**What the task requires**
The entries below should be quoted exactly, with no pictures carried over.

--- START Records for this task ---

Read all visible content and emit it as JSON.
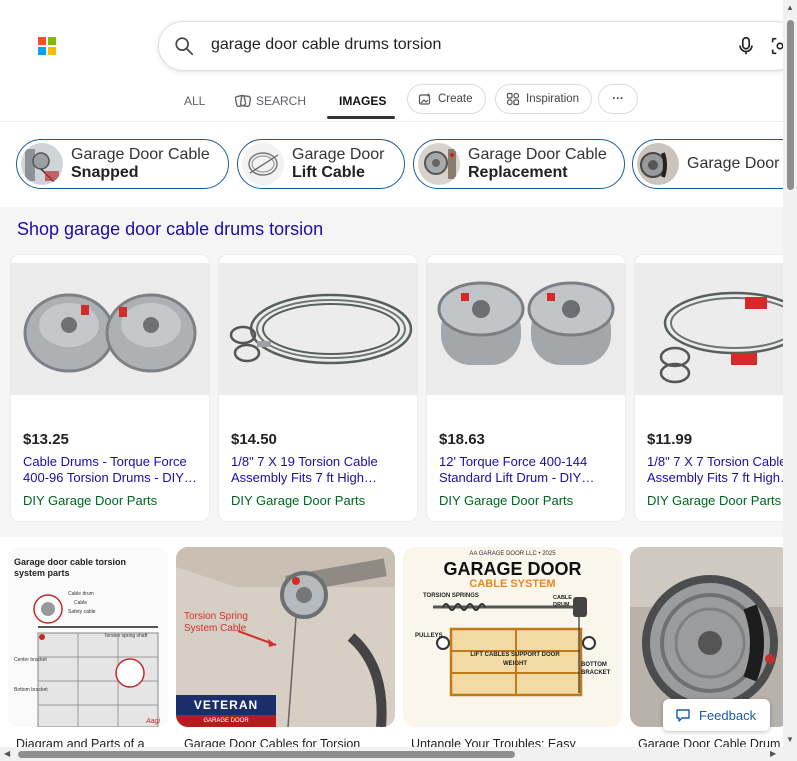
{
  "search": {
    "query": "garage door cable drums torsion"
  },
  "tabs": {
    "all": "ALL",
    "search": "SEARCH",
    "images": "IMAGES",
    "create": "Create",
    "inspiration": "Inspiration",
    "more": "···"
  },
  "related": [
    {
      "line1": "Garage Door Cable",
      "line2": "Snapped"
    },
    {
      "line1": "Garage Door",
      "line2": "Lift Cable"
    },
    {
      "line1": "Garage Door Cable",
      "line2": "Replacement"
    },
    {
      "line1": "Garage Door",
      "line2": ""
    }
  ],
  "shop": {
    "title": "Shop garage door cable drums torsion",
    "items": [
      {
        "price": "$13.25",
        "title1": "Cable Drums - Torque Force",
        "title2": "400-96 Torsion Drums - DIY…",
        "seller": "DIY Garage Door Parts"
      },
      {
        "price": "$14.50",
        "title1": "1/8\" 7 X 19 Torsion Cable",
        "title2": "Assembly Fits 7 ft High…",
        "seller": "DIY Garage Door Parts"
      },
      {
        "price": "$18.63",
        "title1": "12' Torque Force 400-144",
        "title2": "Standard Lift Drum - DIY…",
        "seller": "DIY Garage Door Parts"
      },
      {
        "price": "$11.99",
        "title1": "1/8\" 7 X 7 Torsion Cable",
        "title2": "Assembly Fits 7 ft High…",
        "seller": "DIY Garage Door Parts"
      }
    ]
  },
  "results": [
    {
      "caption": "Diagram and Parts of a",
      "img_title": "Garage door cable torsion system parts",
      "labels": [
        "Cable drum",
        "Cable",
        "Safety cable",
        "Torsion spring shaft",
        "Center bracket",
        "Bottom bracket"
      ]
    },
    {
      "caption": "Garage Door Cables for Torsion",
      "overlay1": "Torsion Spring",
      "overlay2": "System Cable",
      "brand": "VETERAN",
      "brand_sub": "GARAGE DOOR"
    },
    {
      "caption": "Untangle Your Troubles: Easy",
      "top_line": "AA GARAGE DOOR LLC • 2025",
      "heading": "GARAGE DOOR",
      "subheading": "CABLE SYSTEM",
      "label_springs": "TORSION SPRINGS",
      "label_drum": "CABLE DRUM",
      "label_pulleys": "PULLEYS",
      "label_lift": "LIFT CABLES SUPPORT DOOR WEIGHT",
      "label_bracket": "BOTTOM BRACKET"
    },
    {
      "caption": "Garage Door Cable Drum"
    }
  ],
  "feedback": "Feedback",
  "colors": {
    "link": "#1a0dab",
    "seller": "#006621",
    "chip_border": "#1b5e9e"
  }
}
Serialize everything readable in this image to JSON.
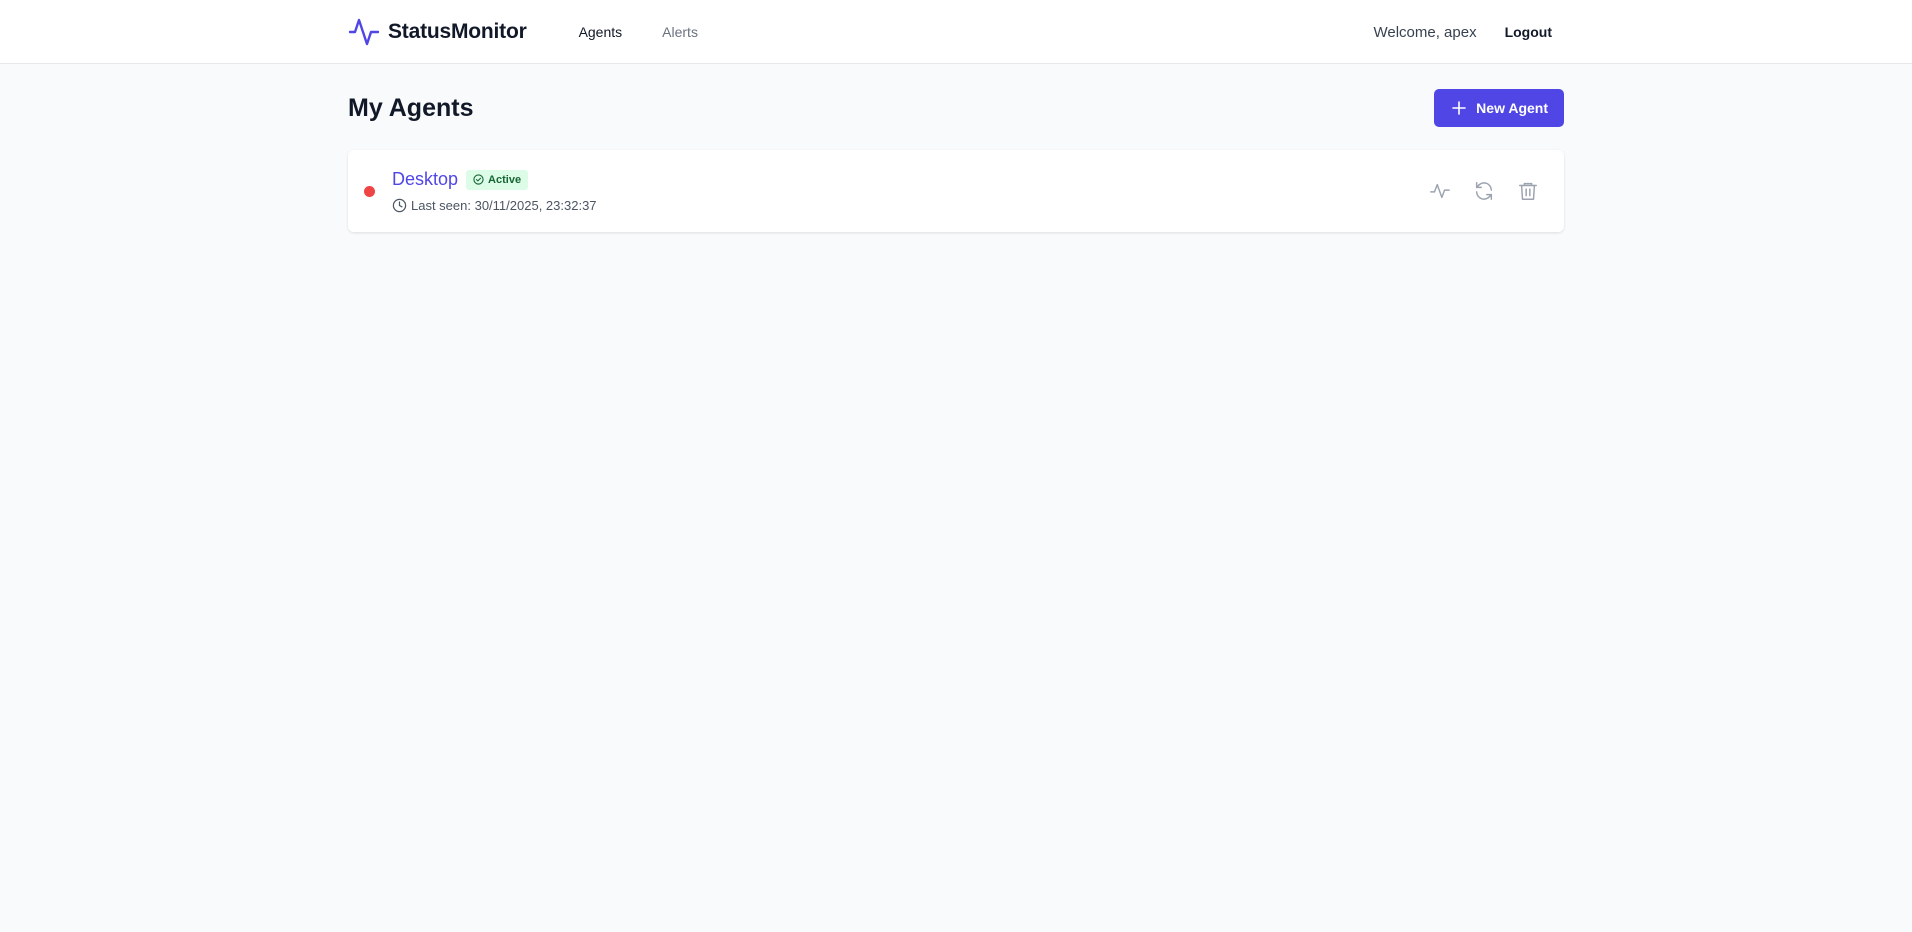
{
  "app": {
    "name": "StatusMonitor",
    "brand_color": "#4f46e5"
  },
  "nav": {
    "items": [
      {
        "label": "Agents",
        "active": true
      },
      {
        "label": "Alerts",
        "active": false
      }
    ]
  },
  "user": {
    "welcome": "Welcome, apex",
    "logout_label": "Logout"
  },
  "page": {
    "title": "My Agents",
    "new_agent_label": "New Agent"
  },
  "agents": [
    {
      "name": "Desktop",
      "status_dot_color": "#ef4444",
      "badge": "Active",
      "last_seen": "Last seen: 30/11/2025, 23:32:37",
      "actions": [
        "activity-icon",
        "refresh-icon",
        "trash-icon"
      ]
    }
  ]
}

--- END Records for this task ---

**Exercise solution**
Read all visible content and emit it as JSON.
{
  "search": {
    "query": "garage door cable drums torsion"
  },
  "tabs": {
    "all": "ALL",
    "search": "SEARCH",
    "images": "IMAGES",
    "create": "Create",
    "inspiration": "Inspiration",
    "more": "···"
  },
  "related": [
    {
      "line1": "Garage Door Cable",
      "line2": "Snapped"
    },
    {
      "line1": "Garage Door",
      "line2": "Lift Cable"
    },
    {
      "line1": "Garage Door Cable",
      "line2": "Replacement"
    },
    {
      "line1": "Garage Door",
      "line2": ""
    }
  ],
  "shop": {
    "title": "Shop garage door cable drums torsion",
    "items": [
      {
        "price": "$13.25",
        "title1": "Cable Drums - Torque Force",
        "title2": "400-96 Torsion Drums - DIY…",
        "seller": "DIY Garage Door Parts"
      },
      {
        "price": "$14.50",
        "title1": "1/8\" 7 X 19 Torsion Cable",
        "title2": "Assembly Fits 7 ft High…",
        "seller": "DIY Garage Door Parts"
      },
      {
        "price": "$18.63",
        "title1": "12' Torque Force 400-144",
        "title2": "Standard Lift Drum - DIY…",
        "seller": "DIY Garage Door Parts"
      },
      {
        "price": "$11.99",
        "title1": "1/8\" 7 X 7 Torsion Cable",
        "title2": "Assembly Fits 7 ft High…",
        "seller": "DIY Garage Door Parts"
      }
    ]
  },
  "results": [
    {
      "caption": "Diagram and Parts of a",
      "img_title": "Garage door cable torsion system parts",
      "labels": [
        "Cable drum",
        "Cable",
        "Safety cable",
        "Torsion spring shaft",
        "Center bracket",
        "Bottom bracket"
      ]
    },
    {
      "caption": "Garage Door Cables for Torsion",
      "overlay1": "Torsion Spring",
      "overlay2": "System Cable",
      "brand": "VETERAN",
      "brand_sub": "GARAGE DOOR"
    },
    {
      "caption": "Untangle Your Troubles: Easy",
      "top_line": "AA GARAGE DOOR LLC • 2025",
      "heading": "GARAGE DOOR",
      "subheading": "CABLE SYSTEM",
      "label_springs": "TORSION SPRINGS",
      "label_drum": "CABLE DRUM",
      "label_pulleys": "PULLEYS",
      "label_lift": "LIFT CABLES SUPPORT DOOR WEIGHT",
      "label_bracket": "BOTTOM BRACKET"
    },
    {
      "caption": "Garage Door Cable Drum"
    }
  ],
  "feedback": "Feedback",
  "colors": {
    "link": "#1a0dab",
    "seller": "#006621",
    "chip_border": "#1b5e9e"
  }
}
Serialize everything readable in this image to JSON.
{
  "app": {
    "name": "StatusMonitor",
    "brand_color": "#4f46e5"
  },
  "nav": {
    "items": [
      {
        "label": "Agents",
        "active": true
      },
      {
        "label": "Alerts",
        "active": false
      }
    ]
  },
  "user": {
    "welcome": "Welcome, apex",
    "logout_label": "Logout"
  },
  "page": {
    "title": "My Agents",
    "new_agent_label": "New Agent"
  },
  "agents": [
    {
      "name": "Desktop",
      "status_dot_color": "#ef4444",
      "badge": "Active",
      "last_seen": "Last seen: 30/11/2025, 23:32:37",
      "actions": [
        "activity-icon",
        "refresh-icon",
        "trash-icon"
      ]
    }
  ]
}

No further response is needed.